### Exercise directions
Determine how many lines below contain the string "Accession" and give that number without anything else.
##### Supplied data
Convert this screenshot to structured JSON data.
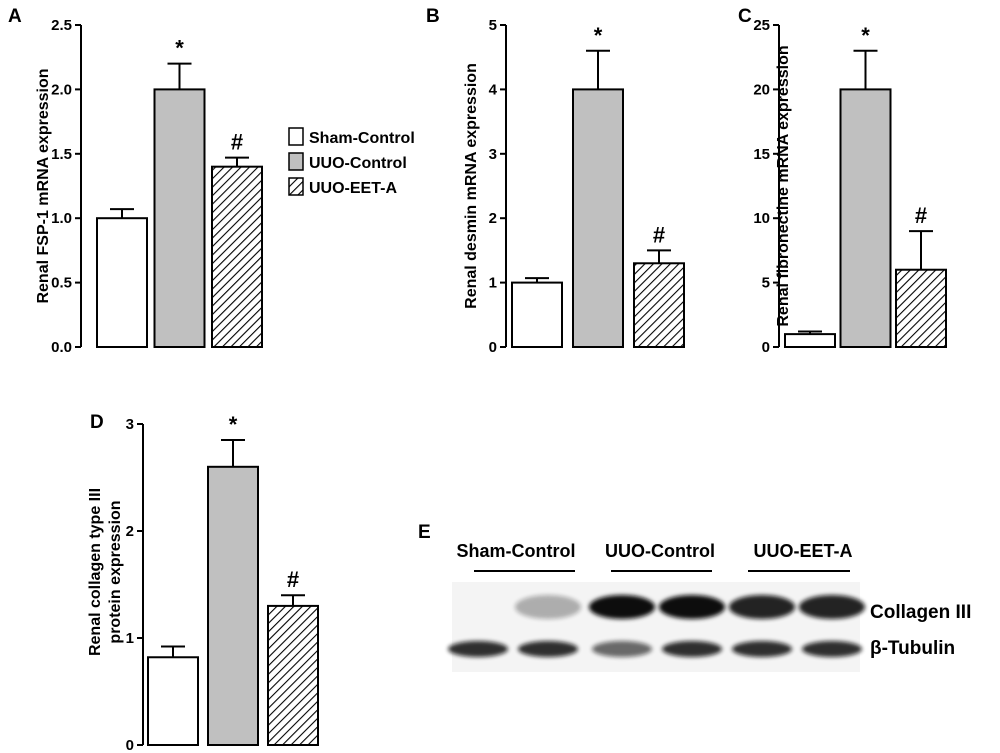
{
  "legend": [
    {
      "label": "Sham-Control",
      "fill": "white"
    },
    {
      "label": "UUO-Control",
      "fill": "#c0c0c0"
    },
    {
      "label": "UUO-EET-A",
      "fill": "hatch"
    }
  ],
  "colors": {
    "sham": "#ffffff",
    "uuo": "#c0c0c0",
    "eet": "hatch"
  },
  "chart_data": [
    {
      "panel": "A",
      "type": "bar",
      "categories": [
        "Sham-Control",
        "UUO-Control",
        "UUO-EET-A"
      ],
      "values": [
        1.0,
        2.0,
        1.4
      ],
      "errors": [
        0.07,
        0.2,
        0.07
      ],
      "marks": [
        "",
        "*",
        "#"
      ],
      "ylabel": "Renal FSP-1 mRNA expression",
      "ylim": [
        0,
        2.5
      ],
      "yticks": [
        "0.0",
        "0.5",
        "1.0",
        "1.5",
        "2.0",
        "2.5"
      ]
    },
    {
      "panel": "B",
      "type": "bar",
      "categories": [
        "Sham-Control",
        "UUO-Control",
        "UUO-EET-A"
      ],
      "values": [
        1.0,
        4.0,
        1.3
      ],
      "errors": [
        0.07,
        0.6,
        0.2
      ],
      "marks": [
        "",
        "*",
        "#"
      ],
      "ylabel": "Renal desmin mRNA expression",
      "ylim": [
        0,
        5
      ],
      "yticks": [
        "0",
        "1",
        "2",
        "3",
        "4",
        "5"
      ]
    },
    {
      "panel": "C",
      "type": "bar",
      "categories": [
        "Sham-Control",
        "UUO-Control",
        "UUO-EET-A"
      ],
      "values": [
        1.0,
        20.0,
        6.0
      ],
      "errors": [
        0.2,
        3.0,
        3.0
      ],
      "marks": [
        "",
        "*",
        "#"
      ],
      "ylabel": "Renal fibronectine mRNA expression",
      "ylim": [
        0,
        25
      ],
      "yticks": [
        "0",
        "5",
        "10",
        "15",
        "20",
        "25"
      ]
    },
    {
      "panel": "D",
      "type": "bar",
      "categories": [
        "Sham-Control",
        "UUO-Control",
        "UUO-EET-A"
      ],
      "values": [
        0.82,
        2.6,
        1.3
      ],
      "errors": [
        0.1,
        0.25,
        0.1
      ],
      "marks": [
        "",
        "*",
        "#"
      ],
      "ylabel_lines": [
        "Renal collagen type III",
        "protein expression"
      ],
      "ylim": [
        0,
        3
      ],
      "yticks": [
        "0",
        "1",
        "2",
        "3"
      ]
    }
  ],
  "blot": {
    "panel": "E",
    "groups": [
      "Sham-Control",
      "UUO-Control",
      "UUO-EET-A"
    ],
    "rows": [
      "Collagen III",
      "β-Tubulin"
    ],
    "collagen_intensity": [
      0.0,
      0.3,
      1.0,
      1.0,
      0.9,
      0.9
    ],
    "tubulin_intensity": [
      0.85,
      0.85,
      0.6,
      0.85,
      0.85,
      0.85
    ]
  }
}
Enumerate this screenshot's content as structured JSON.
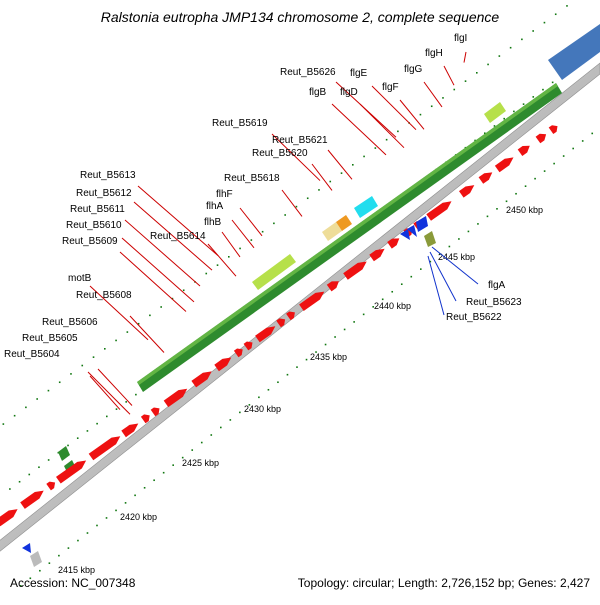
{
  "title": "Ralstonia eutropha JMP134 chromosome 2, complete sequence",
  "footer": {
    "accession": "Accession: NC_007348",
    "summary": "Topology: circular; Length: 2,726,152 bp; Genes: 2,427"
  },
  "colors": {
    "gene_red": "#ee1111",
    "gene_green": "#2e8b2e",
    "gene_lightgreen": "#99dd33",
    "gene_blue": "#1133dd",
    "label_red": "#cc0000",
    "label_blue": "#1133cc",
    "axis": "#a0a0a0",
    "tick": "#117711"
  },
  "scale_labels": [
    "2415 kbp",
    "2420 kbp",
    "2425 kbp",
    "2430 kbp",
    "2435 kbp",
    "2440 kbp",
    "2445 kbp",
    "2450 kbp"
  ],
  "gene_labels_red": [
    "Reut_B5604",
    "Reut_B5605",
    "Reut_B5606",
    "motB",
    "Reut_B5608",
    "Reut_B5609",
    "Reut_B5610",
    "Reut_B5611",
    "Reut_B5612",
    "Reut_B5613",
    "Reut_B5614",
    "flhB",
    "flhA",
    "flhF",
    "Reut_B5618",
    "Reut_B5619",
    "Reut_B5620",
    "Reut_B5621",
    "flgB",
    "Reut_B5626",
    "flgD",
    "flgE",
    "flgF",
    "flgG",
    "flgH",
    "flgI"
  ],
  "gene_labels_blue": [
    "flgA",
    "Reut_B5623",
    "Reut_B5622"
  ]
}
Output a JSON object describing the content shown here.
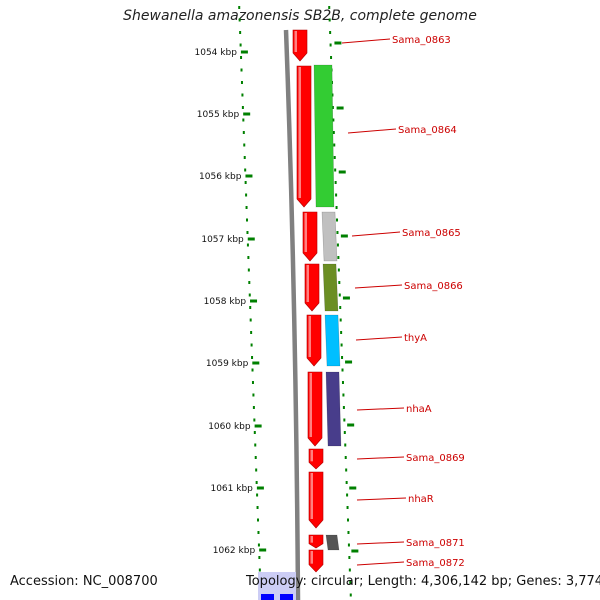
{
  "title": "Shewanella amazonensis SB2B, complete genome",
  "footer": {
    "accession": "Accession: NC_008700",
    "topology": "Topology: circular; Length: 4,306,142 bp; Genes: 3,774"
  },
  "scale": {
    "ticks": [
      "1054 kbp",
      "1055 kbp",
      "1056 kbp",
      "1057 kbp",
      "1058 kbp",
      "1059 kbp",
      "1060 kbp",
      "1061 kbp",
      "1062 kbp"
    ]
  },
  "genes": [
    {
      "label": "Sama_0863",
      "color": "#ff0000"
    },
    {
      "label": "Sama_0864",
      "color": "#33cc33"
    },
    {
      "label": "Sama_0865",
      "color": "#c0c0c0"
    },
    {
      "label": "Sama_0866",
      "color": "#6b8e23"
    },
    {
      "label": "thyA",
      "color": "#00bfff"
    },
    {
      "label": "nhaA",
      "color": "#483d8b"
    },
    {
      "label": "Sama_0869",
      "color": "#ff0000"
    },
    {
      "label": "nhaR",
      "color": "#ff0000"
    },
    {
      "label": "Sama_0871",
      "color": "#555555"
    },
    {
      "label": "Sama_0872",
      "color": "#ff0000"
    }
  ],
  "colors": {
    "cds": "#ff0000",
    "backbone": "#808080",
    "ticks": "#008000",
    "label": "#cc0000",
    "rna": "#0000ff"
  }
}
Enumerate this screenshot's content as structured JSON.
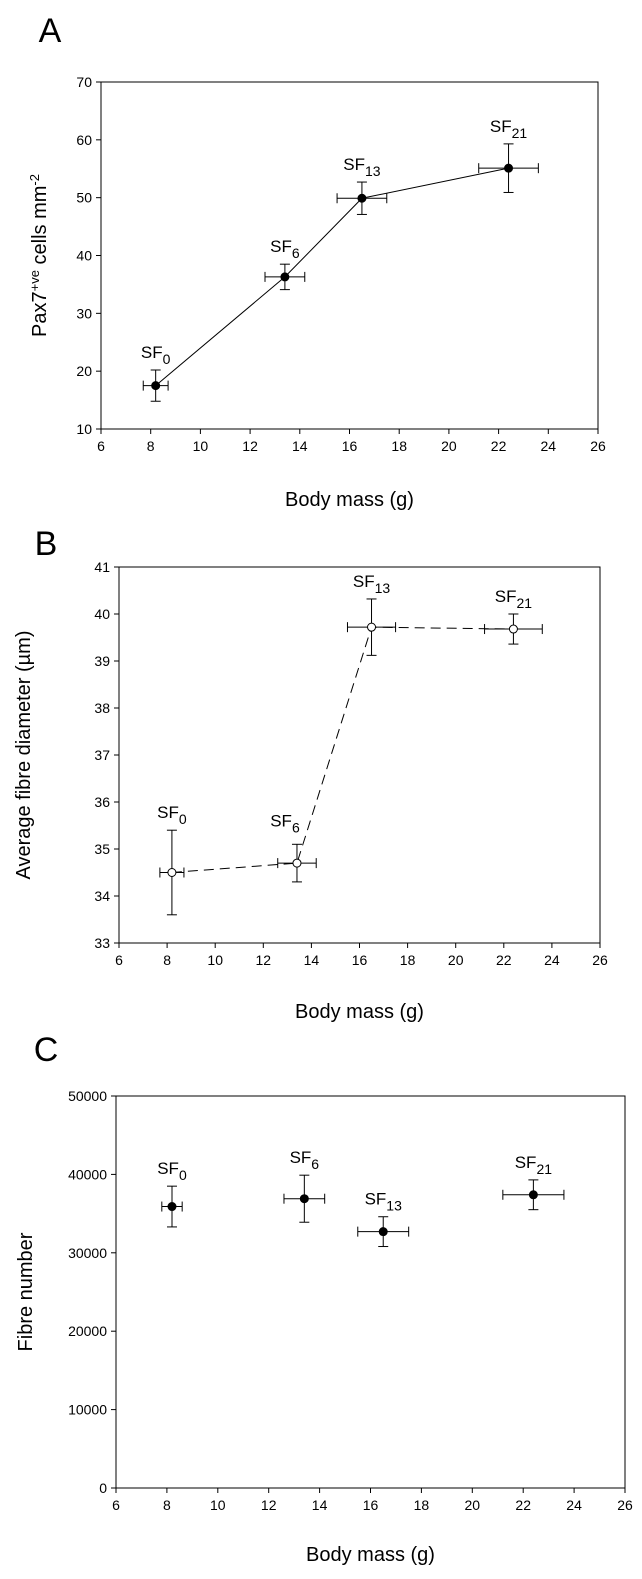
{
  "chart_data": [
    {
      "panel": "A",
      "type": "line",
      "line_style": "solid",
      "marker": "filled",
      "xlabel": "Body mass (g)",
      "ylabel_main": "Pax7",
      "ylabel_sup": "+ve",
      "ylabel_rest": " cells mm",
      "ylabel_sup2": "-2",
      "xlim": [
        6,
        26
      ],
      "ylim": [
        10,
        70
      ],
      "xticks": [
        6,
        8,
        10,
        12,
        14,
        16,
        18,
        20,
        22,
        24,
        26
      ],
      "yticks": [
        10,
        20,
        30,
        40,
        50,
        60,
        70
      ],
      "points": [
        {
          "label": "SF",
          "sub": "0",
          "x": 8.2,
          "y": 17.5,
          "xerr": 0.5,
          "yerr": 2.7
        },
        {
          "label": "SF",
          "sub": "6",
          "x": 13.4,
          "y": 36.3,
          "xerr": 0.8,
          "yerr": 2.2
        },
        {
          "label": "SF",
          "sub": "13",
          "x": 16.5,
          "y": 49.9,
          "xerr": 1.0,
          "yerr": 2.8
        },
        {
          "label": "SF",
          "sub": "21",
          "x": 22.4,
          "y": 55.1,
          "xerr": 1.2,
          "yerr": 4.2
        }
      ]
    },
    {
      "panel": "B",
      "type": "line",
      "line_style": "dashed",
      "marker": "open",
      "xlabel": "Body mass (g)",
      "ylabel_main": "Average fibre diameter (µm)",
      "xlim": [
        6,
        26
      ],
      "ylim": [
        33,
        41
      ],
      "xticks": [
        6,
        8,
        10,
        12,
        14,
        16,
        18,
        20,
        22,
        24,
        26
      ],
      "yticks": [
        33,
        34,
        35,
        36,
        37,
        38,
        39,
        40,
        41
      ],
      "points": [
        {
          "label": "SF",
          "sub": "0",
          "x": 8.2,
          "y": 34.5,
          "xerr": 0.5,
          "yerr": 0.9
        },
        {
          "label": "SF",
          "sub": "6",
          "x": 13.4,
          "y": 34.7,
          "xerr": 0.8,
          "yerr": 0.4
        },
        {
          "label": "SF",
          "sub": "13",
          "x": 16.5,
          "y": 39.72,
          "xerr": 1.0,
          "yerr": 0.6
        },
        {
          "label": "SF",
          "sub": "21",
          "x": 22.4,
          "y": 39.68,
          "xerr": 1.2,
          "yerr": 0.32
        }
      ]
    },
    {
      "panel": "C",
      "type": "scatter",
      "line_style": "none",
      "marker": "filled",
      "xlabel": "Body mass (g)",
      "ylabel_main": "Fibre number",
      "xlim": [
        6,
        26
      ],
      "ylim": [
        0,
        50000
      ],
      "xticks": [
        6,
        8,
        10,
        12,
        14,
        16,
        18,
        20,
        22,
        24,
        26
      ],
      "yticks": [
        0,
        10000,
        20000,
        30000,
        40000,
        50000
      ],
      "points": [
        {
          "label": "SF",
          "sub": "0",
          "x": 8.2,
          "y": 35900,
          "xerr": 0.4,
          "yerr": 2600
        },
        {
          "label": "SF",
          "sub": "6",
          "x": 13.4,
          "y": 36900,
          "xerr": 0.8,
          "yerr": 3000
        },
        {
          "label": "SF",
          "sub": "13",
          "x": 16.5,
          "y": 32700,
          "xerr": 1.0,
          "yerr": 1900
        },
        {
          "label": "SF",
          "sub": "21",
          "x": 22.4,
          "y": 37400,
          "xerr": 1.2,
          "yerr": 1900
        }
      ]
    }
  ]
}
##########
### Output below
2